> TASK DETAILS: In the entries below, replace "domain-line" with "field-line" wherever it occurs in the lines starting at the one containing "zone-char: 动 (165, 487, 182, 507)" and ending at the one containing "start-day-value: 22 (677, 139, 700, 159)". Give only those lines, with nothing else altered.

> DATA ENTRIES:
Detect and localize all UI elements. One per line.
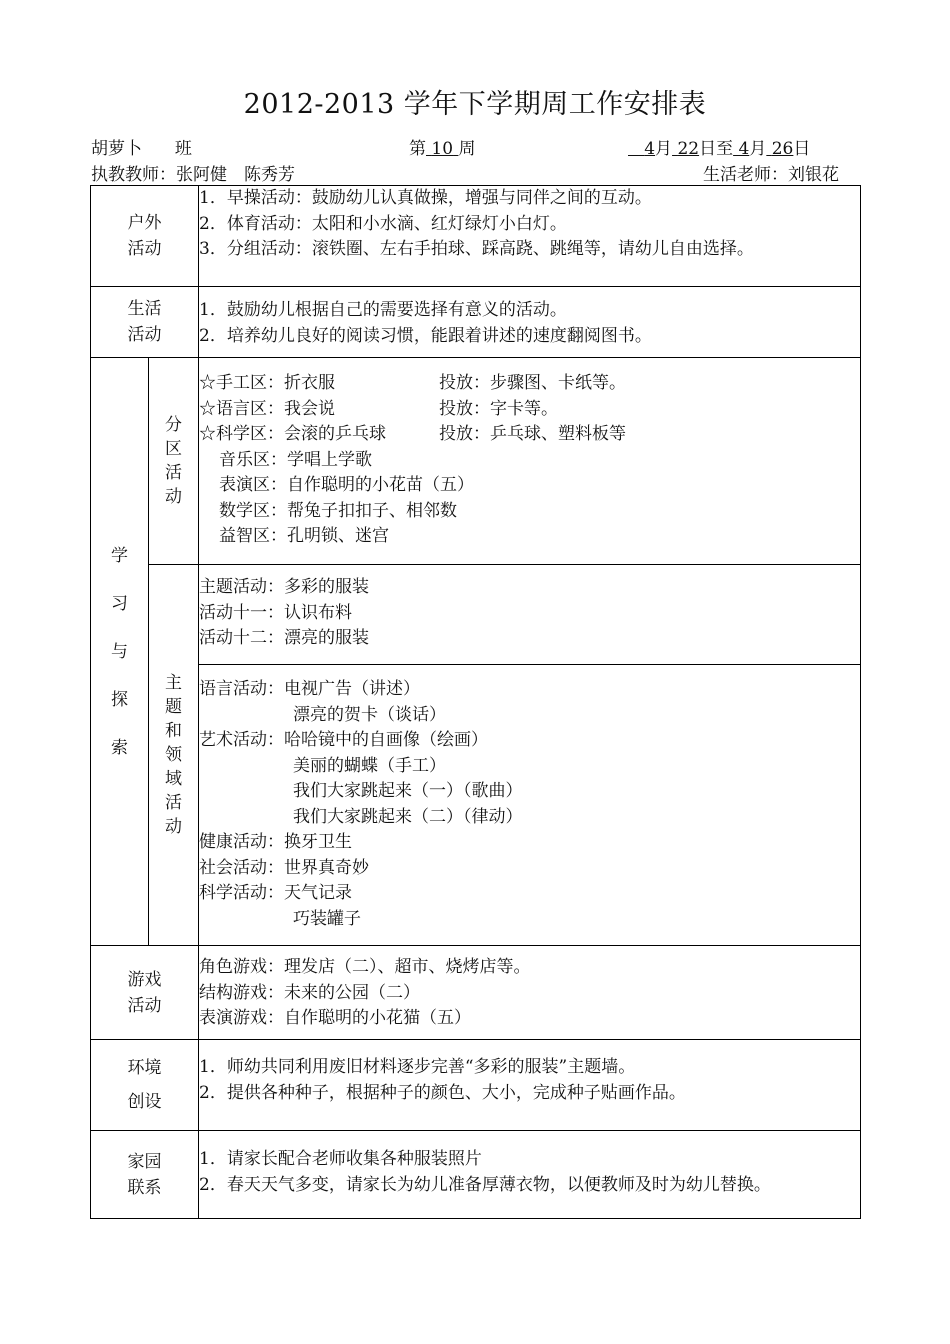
zone-char: 动 (165, 487, 182, 507)
game-line: 结构游戏：未来的公园（二） (199, 982, 420, 1003)
theme-char: 动 (165, 817, 182, 837)
domain-line: 巧装罐子 (293, 908, 361, 929)
zone-row (199, 422, 860, 448)
domain-line: 我们大家跳起来（二）（律动） (293, 806, 523, 827)
zone-area: ☆手工区：折衣服 (199, 373, 335, 393)
label-outdoor-1: 户外 (127, 213, 162, 233)
week-suffix: 周 (458, 139, 476, 159)
domain-line: 语言活动：电视广告（讲述） (199, 679, 420, 699)
theme-line: 活动十一：认识布料 (199, 602, 352, 623)
week-num (426, 139, 458, 159)
theme-char: 题 (165, 697, 182, 717)
game-line: 角色游戏：理发店（二）、超市、烧烤店等。 (199, 957, 531, 977)
domain-line: 美丽的蝴蝶（手工） (293, 755, 446, 776)
zone-material: 投放：步骤图、卡纸等。 (439, 373, 626, 393)
page-title: 2012-2013 学年下学期周工作安排表 (243, 89, 707, 120)
content-theme (199, 565, 861, 665)
environment-line: 1．师幼共同利用废旧材料逐步完善“多彩的服装”主题墙。 (199, 1057, 636, 1077)
label-game (91, 946, 199, 1040)
domain-line: 社会活动：世界真奇妙 (199, 857, 369, 878)
week-num-value: 10 (431, 139, 454, 159)
label-outdoor (91, 186, 199, 287)
start-month (628, 139, 655, 159)
end-day-value: 26 (771, 139, 794, 159)
zone-char: 活 (165, 463, 182, 483)
label-outdoor-2: 活动 (127, 239, 162, 259)
label-home-2: 联系 (127, 1177, 162, 1198)
label-game-1: 游戏 (127, 969, 162, 990)
end-month (733, 139, 749, 159)
learning-char: 习 (111, 593, 128, 614)
outdoor-line: 3．分组活动：滚铁圈、左右手拍球、踩高跷、跳绳等，请幼儿自由选择。 (199, 239, 754, 259)
learning-char: 探 (111, 689, 128, 710)
outdoor-line: 2．体育活动：太阳和小水滴、红灯绿灯小白灯。 (199, 213, 567, 234)
label-home (91, 1131, 199, 1219)
content-home (199, 1131, 861, 1219)
zone-char: 区 (165, 439, 182, 459)
day-to-label: 日至 (699, 139, 734, 159)
zone-row (199, 371, 860, 397)
content-life (199, 287, 861, 358)
life-line: 2．培养幼儿良好的阅读习惯，能跟着讲述的速度翻阅图书。 (199, 325, 652, 346)
content-environment (199, 1040, 861, 1131)
start-day-value: 22 (677, 139, 700, 159)
label-learning (91, 358, 149, 946)
label-environment-2: 创设 (127, 1092, 162, 1112)
life-line: 1．鼓励幼儿根据自己的需要选择有意义的活动。 (199, 300, 567, 320)
domain-line: 科学活动：天气记录 (199, 883, 352, 903)
theme-char: 活 (165, 793, 182, 813)
month-label-2: 月 (749, 139, 767, 159)
row-domain (91, 665, 861, 946)
label-zone (149, 358, 199, 565)
theme-line: 活动十二：漂亮的服装 (199, 628, 369, 648)
row-life (91, 287, 861, 358)
label-life (91, 287, 199, 358)
home-line: 1．请家长配合老师收集各种服装照片 (199, 1149, 482, 1169)
zone-material: 投放：字卡等。 (439, 398, 558, 419)
learning-char: 索 (111, 737, 128, 758)
content-game (199, 946, 861, 1040)
teachers: 执教教师：张阿健 陈秀芳 (91, 165, 295, 185)
row-theme (91, 565, 861, 665)
theme-line: 主题活动：多彩的服装 (199, 577, 369, 597)
row-game (91, 946, 861, 1040)
date-range (628, 134, 810, 159)
zone-line: 数学区：帮兔子扣扣子、相邻数 (219, 500, 457, 521)
row-outdoor (91, 186, 861, 287)
day-label: 日 (793, 139, 811, 159)
week-number (409, 134, 475, 159)
zone-line: 表演区：自作聪明的小花苗（五） (219, 475, 474, 495)
week-prefix: 第 (409, 139, 426, 159)
content-outdoor (199, 186, 861, 287)
class-suffix: 班 (174, 139, 192, 159)
class-name-text: 胡萝卜 (91, 139, 142, 159)
label-life-1: 生活 (127, 299, 162, 319)
zone-char: 分 (165, 415, 182, 435)
zone-row (199, 397, 860, 423)
domain-line: 我们大家跳起来（一）（歌曲） (293, 781, 523, 801)
theme-char: 和 (165, 721, 182, 741)
theme-char: 域 (165, 769, 182, 789)
home-line: 2．春天天气多变，请家长为幼儿准备厚薄衣物，以便教师及时为幼儿替换。 (199, 1174, 771, 1195)
label-environment (91, 1040, 199, 1131)
label-theme (149, 565, 199, 946)
zone-area: ☆科学区：会滚的乒乓球 (199, 424, 386, 444)
end-day (766, 139, 793, 159)
label-life-2: 活动 (127, 325, 162, 345)
row-environment (91, 1040, 861, 1131)
zone-line: 益智区：孔明锁、迷宫 (219, 526, 389, 546)
class-name (91, 134, 192, 159)
month-label-1: 月 (655, 139, 673, 159)
label-home-1: 家园 (127, 1151, 162, 1172)
learning-char: 学 (111, 545, 128, 566)
start-day (672, 139, 699, 159)
zone-area: ☆语言区：我会说 (199, 398, 335, 419)
environment-line: 2．提供各种种子，根据种子的颜色、大小，完成种子贴画作品。 (199, 1082, 686, 1103)
start-month-value: 4 (644, 139, 656, 159)
theme-char: 领 (165, 745, 182, 765)
domain-line: 艺术活动：哈哈镜中的自画像（绘画） (199, 730, 488, 750)
end-month-value: 4 (738, 139, 750, 159)
content-zone (199, 358, 861, 565)
zone-line: 音乐区：学唱上学歌 (219, 449, 372, 470)
domain-line: 漂亮的贺卡（谈话） (293, 704, 446, 725)
learning-char: 与 (111, 641, 128, 662)
row-home (91, 1131, 861, 1219)
outdoor-line: 1．早操活动：鼓励幼儿认真做操，增强与同伴之间的互动。 (199, 188, 652, 208)
label-game-2: 活动 (127, 995, 162, 1016)
zone-material: 投放：乒乓球、塑料板等 (439, 424, 626, 444)
theme-char: 主 (165, 673, 182, 693)
game-line: 表演游戏：自作聪明的小花猫（五） (199, 1008, 471, 1028)
content-domain (199, 665, 861, 946)
label-environment-1: 环境 (127, 1058, 162, 1078)
schedule-table (90, 185, 861, 1219)
row-zone (91, 358, 861, 565)
life-teacher: 生活老师：刘银花 (703, 165, 839, 185)
domain-line: 健康活动：换牙卫生 (199, 832, 352, 852)
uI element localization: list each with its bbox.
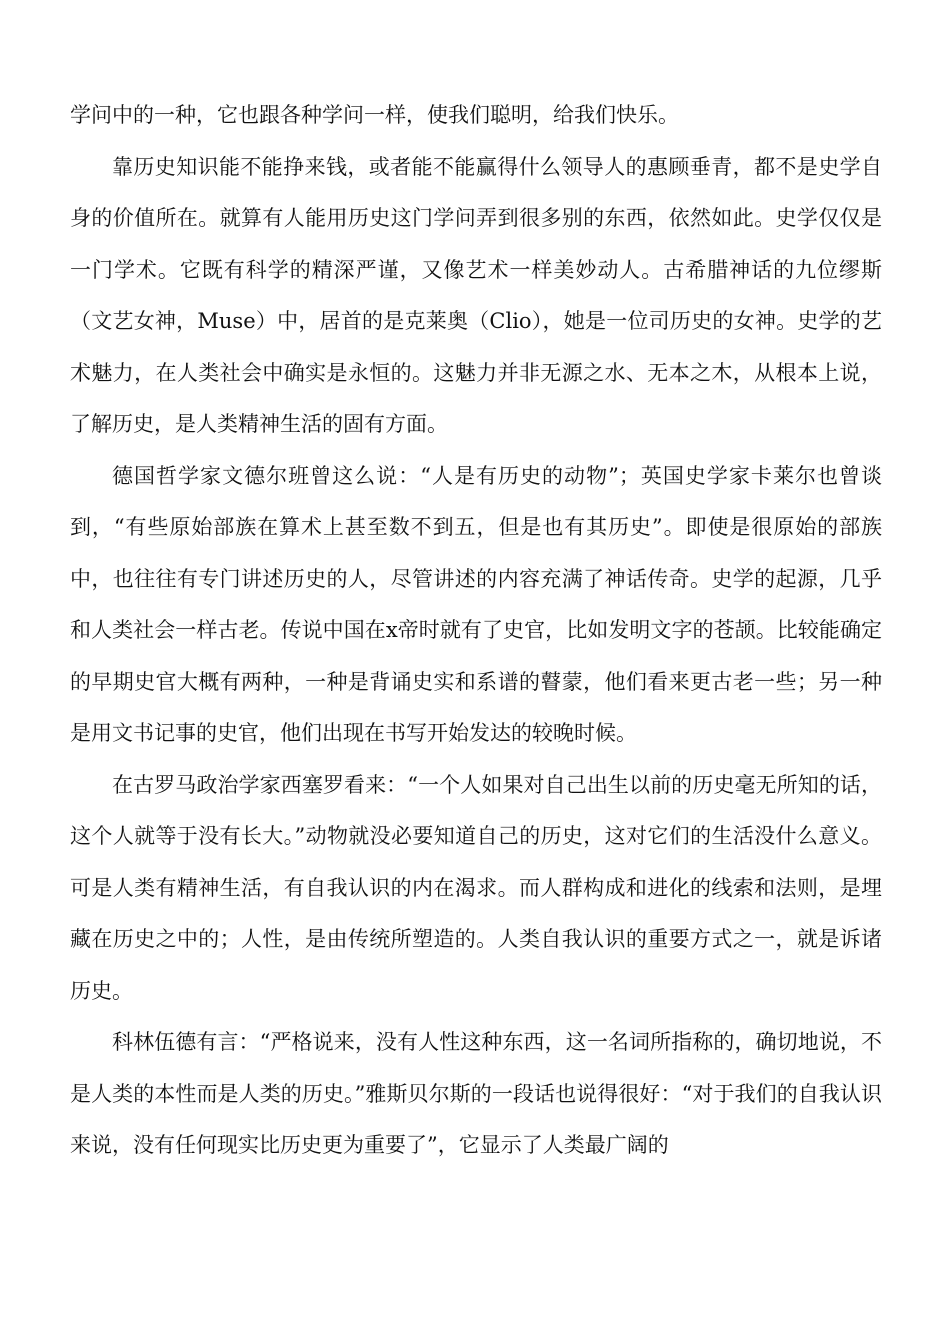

> REPLY:
zone-char: 动 (165, 487, 182, 507)
game-line: 结构游戏：未来的公园（二） (199, 982, 420, 1003)
theme-char: 动 (165, 817, 182, 837)
field-line: 巧装罐子 (293, 908, 361, 929)
zone-row (199, 422, 860, 448)
field-line: 我们大家跳起来（二）（律动） (293, 806, 523, 827)
zone-area: ☆手工区：折衣服 (199, 373, 335, 393)
label-outdoor-1: 户外 (127, 213, 162, 233)
week-suffix: 周 (458, 139, 476, 159)
field-line: 语言活动：电视广告（讲述） (199, 679, 420, 699)
theme-line: 活动十一：认识布料 (199, 602, 352, 623)
week-num (426, 139, 458, 159)
theme-char: 题 (165, 697, 182, 717)
game-line: 角色游戏：理发店（二）、超市、烧烤店等。 (199, 957, 531, 977)
field-line: 美丽的蝴蝶（手工） (293, 755, 446, 776)
zone-material: 投放：步骤图、卡纸等。 (439, 373, 626, 393)
page-title: 2012-2013 学年下学期周工作安排表 (243, 89, 707, 120)
content-theme (199, 565, 861, 665)
environment-line: 1．师幼共同利用废旧材料逐步完善“多彩的服装”主题墙。 (199, 1057, 636, 1077)
label-game (91, 946, 199, 1040)
field-line: 社会活动：世界真奇妙 (199, 857, 369, 878)
week-num-value: 10 (431, 139, 454, 159)
label-outdoor (91, 186, 199, 287)
start-month (628, 139, 655, 159)
end-day-value: 26 (771, 139, 794, 159)
zone-char: 活 (165, 463, 182, 483)
label-outdoor-2: 活动 (127, 239, 162, 259)
label-home-2: 联系 (127, 1177, 162, 1198)
label-game-1: 游戏 (127, 969, 162, 990)
end-month (733, 139, 749, 159)
learning-char: 习 (111, 593, 128, 614)
outdoor-line: 3．分组活动：滚铁圈、左右手拍球、踩高跷、跳绳等，请幼儿自由选择。 (199, 239, 754, 259)
learning-char: 探 (111, 689, 128, 710)
outdoor-line: 2．体育活动：太阳和小水滴、红灯绿灯小白灯。 (199, 213, 567, 234)
label-home (91, 1131, 199, 1219)
content-home (199, 1131, 861, 1219)
zone-char: 区 (165, 439, 182, 459)
day-to-label: 日至 (699, 139, 734, 159)
zone-row (199, 371, 860, 397)
content-life (199, 287, 861, 358)
life-line: 2．培养幼儿良好的阅读习惯，能跟着讲述的速度翻阅图书。 (199, 325, 652, 346)
content-environment (199, 1040, 861, 1131)
start-day-value: 22 (677, 139, 700, 159)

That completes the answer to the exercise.